--- Task input ---

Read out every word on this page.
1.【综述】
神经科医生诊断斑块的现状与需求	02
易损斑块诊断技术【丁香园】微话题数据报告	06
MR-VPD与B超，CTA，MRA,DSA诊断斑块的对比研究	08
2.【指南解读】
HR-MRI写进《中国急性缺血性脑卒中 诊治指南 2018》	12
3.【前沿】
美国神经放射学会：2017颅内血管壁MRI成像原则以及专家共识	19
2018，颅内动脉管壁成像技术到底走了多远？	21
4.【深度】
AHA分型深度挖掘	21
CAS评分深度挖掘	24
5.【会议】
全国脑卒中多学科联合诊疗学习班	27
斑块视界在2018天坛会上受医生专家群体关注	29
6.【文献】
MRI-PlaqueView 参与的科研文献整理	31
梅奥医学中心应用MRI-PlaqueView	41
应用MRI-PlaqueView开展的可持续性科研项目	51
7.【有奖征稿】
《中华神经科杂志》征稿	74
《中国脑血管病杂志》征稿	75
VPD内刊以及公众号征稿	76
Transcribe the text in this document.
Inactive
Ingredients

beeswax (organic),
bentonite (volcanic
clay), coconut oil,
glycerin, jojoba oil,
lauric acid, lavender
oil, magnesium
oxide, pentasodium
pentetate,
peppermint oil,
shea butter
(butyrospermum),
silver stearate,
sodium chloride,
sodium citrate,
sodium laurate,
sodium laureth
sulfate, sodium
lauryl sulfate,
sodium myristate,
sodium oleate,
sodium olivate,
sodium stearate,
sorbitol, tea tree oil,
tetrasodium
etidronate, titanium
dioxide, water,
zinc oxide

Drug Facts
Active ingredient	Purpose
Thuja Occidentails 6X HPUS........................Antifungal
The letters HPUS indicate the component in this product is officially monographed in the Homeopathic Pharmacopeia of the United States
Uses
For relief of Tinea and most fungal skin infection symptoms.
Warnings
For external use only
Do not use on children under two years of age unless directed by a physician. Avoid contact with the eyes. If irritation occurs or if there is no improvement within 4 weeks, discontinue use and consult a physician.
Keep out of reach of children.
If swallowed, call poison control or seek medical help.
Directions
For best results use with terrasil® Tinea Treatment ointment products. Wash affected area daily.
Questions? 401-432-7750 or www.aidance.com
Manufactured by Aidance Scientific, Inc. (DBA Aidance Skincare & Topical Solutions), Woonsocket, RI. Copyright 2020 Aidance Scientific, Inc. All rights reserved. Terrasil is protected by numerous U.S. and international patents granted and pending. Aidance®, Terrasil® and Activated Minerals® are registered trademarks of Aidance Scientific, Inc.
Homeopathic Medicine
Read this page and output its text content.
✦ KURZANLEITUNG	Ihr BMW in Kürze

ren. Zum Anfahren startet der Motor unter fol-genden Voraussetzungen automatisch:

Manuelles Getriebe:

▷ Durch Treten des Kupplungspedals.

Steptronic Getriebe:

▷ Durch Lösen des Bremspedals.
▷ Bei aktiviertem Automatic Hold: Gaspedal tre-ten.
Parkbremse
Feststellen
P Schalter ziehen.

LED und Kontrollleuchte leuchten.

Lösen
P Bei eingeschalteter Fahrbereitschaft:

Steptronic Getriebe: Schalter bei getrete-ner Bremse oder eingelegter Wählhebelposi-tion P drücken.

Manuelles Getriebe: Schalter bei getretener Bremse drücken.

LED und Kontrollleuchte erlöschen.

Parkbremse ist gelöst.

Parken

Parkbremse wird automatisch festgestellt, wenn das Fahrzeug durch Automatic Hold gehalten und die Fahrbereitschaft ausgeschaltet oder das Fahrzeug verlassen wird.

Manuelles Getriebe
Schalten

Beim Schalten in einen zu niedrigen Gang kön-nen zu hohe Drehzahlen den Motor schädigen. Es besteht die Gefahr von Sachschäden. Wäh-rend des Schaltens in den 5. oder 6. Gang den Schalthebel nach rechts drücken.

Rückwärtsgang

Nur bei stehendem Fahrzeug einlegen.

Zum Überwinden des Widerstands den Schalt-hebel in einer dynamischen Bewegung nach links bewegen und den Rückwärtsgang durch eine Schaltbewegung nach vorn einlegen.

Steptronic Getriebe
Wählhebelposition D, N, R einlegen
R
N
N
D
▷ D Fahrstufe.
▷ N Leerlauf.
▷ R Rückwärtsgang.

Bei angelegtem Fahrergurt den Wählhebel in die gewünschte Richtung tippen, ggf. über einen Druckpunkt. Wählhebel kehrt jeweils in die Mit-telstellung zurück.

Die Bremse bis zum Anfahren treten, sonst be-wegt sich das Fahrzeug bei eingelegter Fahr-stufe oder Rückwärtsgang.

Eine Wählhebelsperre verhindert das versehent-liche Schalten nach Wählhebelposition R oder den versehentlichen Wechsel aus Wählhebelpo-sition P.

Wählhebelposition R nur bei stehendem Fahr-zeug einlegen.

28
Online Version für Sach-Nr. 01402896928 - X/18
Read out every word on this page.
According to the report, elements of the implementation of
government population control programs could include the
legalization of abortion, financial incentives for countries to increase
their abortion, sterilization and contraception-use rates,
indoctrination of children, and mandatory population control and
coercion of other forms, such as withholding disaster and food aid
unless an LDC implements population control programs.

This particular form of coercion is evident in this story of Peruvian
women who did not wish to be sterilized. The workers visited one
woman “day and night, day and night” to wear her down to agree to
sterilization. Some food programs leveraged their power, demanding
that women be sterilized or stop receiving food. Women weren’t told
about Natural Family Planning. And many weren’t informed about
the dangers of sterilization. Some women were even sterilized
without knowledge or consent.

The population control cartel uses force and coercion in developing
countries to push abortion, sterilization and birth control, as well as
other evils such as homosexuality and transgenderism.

---

— Prompt —
Where a line of the records above holds the word "Kontrollleuchte", copy that line.

— In response —
LED und Kontrollleuchte leuchten.
LED und Kontrollleuchte erlöschen.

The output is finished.